Instruction: Edit the records from the first line up to and including the line with "table-row (49, 641, 1075, 668)", replacing "empty-cell" with "blank-cell" and leaving everything else unchanged. Return only those lines.

Data provided:
>> begin

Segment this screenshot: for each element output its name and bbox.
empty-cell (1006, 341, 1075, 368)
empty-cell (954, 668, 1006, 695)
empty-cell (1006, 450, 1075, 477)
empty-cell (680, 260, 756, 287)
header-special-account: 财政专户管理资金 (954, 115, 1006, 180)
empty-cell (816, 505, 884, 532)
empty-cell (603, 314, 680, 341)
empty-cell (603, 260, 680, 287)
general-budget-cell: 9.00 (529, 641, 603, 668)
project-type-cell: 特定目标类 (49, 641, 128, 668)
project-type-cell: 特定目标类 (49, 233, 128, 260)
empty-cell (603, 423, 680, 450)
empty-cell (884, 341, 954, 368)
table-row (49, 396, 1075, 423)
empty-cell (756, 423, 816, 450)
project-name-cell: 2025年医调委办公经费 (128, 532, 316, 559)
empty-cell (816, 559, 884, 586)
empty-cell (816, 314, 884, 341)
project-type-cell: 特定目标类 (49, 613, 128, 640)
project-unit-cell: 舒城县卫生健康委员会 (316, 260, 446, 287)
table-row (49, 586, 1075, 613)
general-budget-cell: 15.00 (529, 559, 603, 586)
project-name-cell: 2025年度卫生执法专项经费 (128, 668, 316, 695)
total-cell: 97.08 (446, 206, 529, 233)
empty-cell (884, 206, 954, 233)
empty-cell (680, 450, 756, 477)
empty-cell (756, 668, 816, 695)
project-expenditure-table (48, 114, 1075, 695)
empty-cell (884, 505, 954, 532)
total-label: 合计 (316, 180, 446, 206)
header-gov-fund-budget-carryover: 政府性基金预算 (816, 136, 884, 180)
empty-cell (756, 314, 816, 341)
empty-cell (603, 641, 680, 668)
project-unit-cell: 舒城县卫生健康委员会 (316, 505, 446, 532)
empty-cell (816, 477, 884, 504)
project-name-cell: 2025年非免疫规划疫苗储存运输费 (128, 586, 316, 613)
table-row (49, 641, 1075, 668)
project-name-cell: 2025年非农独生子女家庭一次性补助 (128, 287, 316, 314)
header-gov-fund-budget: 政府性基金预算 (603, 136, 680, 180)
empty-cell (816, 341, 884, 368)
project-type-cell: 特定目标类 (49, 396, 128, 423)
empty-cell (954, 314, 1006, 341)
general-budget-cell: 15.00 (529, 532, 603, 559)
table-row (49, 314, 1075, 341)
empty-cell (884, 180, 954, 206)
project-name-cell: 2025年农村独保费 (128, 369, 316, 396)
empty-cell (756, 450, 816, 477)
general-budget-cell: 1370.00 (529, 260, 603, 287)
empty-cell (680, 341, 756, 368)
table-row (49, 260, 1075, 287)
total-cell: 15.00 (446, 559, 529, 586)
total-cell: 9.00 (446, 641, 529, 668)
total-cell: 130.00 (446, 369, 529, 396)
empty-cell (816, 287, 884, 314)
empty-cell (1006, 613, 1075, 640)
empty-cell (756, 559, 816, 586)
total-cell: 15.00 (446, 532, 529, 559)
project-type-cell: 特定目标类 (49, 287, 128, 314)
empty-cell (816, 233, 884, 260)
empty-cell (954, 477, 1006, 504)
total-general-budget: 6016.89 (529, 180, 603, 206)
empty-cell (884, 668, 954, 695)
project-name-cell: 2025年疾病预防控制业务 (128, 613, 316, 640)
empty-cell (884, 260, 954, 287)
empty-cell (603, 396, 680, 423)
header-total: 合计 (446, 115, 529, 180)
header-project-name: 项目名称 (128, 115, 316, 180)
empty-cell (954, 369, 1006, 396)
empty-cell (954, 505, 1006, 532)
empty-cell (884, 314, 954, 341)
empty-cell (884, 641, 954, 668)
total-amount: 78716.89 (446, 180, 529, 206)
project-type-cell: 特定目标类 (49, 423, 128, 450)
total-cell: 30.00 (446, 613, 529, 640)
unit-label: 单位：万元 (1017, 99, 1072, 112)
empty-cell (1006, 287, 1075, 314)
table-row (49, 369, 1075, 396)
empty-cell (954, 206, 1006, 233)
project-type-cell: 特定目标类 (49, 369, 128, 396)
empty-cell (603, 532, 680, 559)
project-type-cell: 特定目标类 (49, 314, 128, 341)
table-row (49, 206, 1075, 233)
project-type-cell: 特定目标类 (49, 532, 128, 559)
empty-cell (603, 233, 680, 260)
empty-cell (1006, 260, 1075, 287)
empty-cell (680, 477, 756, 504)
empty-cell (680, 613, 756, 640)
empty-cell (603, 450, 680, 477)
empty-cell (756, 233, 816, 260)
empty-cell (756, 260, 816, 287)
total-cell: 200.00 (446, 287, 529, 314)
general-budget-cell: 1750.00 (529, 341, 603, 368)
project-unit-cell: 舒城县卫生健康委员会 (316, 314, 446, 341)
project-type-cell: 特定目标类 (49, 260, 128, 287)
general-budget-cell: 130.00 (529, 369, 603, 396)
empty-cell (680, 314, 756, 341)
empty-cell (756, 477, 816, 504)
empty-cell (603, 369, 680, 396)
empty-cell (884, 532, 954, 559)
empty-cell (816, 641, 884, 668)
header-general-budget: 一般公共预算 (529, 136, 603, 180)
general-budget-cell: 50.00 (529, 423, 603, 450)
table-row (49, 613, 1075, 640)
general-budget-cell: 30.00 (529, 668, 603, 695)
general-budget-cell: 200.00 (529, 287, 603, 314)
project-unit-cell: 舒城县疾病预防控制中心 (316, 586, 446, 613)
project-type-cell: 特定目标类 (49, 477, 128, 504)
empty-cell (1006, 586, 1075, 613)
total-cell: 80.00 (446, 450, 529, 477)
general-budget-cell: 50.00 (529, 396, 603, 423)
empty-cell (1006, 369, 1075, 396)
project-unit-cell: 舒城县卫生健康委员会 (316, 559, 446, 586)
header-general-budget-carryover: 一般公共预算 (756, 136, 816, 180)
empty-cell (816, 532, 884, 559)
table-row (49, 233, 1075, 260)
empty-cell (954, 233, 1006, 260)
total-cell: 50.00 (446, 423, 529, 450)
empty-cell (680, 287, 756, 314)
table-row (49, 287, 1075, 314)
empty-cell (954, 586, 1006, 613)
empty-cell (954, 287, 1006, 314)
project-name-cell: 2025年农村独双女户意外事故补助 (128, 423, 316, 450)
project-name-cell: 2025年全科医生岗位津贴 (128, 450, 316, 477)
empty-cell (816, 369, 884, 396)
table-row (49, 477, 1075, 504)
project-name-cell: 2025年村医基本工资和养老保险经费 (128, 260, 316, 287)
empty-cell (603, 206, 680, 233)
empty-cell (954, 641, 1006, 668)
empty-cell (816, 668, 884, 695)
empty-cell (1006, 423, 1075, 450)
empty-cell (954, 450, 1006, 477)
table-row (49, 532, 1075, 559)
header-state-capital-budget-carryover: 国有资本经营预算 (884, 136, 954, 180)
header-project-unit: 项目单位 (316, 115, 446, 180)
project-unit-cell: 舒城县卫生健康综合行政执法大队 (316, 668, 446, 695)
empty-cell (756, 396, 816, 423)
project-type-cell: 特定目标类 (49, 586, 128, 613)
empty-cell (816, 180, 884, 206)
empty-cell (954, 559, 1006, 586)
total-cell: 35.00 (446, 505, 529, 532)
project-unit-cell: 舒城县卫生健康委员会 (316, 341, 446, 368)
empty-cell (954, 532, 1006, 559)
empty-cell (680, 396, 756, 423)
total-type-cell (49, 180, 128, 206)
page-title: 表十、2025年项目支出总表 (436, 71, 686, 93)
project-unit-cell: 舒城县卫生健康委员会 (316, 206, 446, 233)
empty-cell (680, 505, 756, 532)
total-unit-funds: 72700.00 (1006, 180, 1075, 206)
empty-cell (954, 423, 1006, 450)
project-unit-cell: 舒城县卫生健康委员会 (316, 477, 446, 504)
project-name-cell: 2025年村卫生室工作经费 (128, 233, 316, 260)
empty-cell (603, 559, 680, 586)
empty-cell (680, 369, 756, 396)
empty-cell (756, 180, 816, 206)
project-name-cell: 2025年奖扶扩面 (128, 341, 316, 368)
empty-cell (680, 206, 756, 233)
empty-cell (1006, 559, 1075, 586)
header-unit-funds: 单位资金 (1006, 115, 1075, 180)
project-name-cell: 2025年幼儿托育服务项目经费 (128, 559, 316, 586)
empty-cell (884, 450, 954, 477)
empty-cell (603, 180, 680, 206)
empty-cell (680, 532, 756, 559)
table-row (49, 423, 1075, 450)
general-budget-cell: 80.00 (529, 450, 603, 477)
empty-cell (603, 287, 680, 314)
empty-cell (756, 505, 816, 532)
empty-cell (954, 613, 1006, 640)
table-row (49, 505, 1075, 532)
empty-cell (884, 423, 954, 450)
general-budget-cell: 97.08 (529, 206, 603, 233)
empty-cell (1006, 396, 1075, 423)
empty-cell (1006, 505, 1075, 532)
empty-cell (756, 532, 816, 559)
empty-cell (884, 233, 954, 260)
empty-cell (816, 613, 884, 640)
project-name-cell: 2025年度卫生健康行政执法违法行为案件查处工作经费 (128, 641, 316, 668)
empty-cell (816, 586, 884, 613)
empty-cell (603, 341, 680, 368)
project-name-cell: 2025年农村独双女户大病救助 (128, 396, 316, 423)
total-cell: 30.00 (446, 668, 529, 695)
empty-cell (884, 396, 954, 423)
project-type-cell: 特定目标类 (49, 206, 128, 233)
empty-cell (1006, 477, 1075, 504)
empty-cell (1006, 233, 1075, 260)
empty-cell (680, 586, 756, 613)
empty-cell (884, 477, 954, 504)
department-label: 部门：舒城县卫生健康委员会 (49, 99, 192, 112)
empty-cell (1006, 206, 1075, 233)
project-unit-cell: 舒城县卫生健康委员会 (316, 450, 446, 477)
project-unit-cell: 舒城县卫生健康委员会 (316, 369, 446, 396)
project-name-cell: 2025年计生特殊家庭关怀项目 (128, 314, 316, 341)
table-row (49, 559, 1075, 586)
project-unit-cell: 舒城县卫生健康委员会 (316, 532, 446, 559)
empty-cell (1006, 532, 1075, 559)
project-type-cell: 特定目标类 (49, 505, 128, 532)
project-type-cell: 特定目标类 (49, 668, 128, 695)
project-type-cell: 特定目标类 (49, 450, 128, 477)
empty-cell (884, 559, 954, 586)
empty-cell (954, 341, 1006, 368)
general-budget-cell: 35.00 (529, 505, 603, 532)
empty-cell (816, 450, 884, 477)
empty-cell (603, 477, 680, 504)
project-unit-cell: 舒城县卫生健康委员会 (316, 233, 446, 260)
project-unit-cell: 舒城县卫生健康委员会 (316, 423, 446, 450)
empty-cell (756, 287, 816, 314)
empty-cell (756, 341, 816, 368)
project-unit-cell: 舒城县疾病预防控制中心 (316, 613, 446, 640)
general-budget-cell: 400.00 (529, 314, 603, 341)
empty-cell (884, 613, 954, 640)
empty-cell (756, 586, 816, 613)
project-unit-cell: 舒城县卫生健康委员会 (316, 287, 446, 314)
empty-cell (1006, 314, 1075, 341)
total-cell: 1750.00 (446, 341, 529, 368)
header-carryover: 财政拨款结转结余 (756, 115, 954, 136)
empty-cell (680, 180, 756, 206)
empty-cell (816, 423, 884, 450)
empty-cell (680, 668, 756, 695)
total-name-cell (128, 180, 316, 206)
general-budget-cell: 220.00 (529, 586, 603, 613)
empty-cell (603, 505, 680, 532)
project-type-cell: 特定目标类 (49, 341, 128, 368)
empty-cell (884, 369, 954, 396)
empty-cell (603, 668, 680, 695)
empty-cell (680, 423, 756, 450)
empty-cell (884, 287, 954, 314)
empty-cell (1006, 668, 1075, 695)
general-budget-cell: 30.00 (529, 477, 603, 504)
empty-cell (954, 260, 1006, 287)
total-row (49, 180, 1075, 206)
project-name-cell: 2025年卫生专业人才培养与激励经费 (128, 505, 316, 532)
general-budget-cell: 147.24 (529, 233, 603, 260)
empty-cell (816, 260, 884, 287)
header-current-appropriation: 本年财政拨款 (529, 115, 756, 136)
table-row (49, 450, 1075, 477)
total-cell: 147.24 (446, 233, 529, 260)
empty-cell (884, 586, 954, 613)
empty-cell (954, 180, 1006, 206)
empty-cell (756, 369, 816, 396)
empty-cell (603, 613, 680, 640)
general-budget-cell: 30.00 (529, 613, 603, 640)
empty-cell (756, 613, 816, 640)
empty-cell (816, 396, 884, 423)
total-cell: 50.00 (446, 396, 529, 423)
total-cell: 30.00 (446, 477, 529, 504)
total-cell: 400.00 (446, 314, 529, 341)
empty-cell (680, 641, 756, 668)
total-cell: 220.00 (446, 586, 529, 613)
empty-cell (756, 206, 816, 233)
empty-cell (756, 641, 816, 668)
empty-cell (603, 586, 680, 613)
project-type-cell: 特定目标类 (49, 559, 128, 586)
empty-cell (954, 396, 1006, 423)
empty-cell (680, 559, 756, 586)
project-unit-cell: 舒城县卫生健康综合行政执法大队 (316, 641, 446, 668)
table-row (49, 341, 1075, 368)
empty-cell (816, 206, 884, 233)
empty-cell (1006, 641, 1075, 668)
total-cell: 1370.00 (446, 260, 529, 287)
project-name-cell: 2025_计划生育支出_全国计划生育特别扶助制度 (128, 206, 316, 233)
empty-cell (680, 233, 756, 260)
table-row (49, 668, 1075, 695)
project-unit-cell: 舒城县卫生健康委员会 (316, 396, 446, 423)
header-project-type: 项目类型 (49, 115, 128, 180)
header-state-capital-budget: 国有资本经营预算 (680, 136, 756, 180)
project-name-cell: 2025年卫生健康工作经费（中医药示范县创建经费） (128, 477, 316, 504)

>> end

The solution:
Segment this screenshot: for each element output its name and bbox.
blank-cell (1006, 341, 1075, 368)
blank-cell (954, 668, 1006, 695)
blank-cell (1006, 450, 1075, 477)
blank-cell (680, 260, 756, 287)
header-special-account: 财政专户管理资金 (954, 115, 1006, 180)
blank-cell (816, 505, 884, 532)
blank-cell (603, 314, 680, 341)
blank-cell (603, 260, 680, 287)
general-budget-cell: 9.00 (529, 641, 603, 668)
project-type-cell: 特定目标类 (49, 641, 128, 668)
project-type-cell: 特定目标类 (49, 233, 128, 260)
blank-cell (603, 423, 680, 450)
blank-cell (884, 341, 954, 368)
table-row (49, 396, 1075, 423)
blank-cell (756, 423, 816, 450)
project-name-cell: 2025年医调委办公经费 (128, 532, 316, 559)
blank-cell (816, 559, 884, 586)
blank-cell (816, 314, 884, 341)
project-type-cell: 特定目标类 (49, 613, 128, 640)
project-unit-cell: 舒城县卫生健康委员会 (316, 260, 446, 287)
table-row (49, 586, 1075, 613)
general-budget-cell: 15.00 (529, 559, 603, 586)
project-name-cell: 2025年度卫生执法专项经费 (128, 668, 316, 695)
total-cell: 97.08 (446, 206, 529, 233)
blank-cell (884, 206, 954, 233)
blank-cell (680, 450, 756, 477)
blank-cell (756, 668, 816, 695)
project-expenditure-table (48, 114, 1075, 695)
blank-cell (884, 505, 954, 532)
total-label: 合计 (316, 180, 446, 206)
header-gov-fund-budget-carryover: 政府性基金预算 (816, 136, 884, 180)
blank-cell (756, 314, 816, 341)
blank-cell (603, 641, 680, 668)
project-unit-cell: 舒城县卫生健康委员会 (316, 505, 446, 532)
blank-cell (816, 477, 884, 504)
project-name-cell: 2025年非免疫规划疫苗储存运输费 (128, 586, 316, 613)
table-row (49, 641, 1075, 668)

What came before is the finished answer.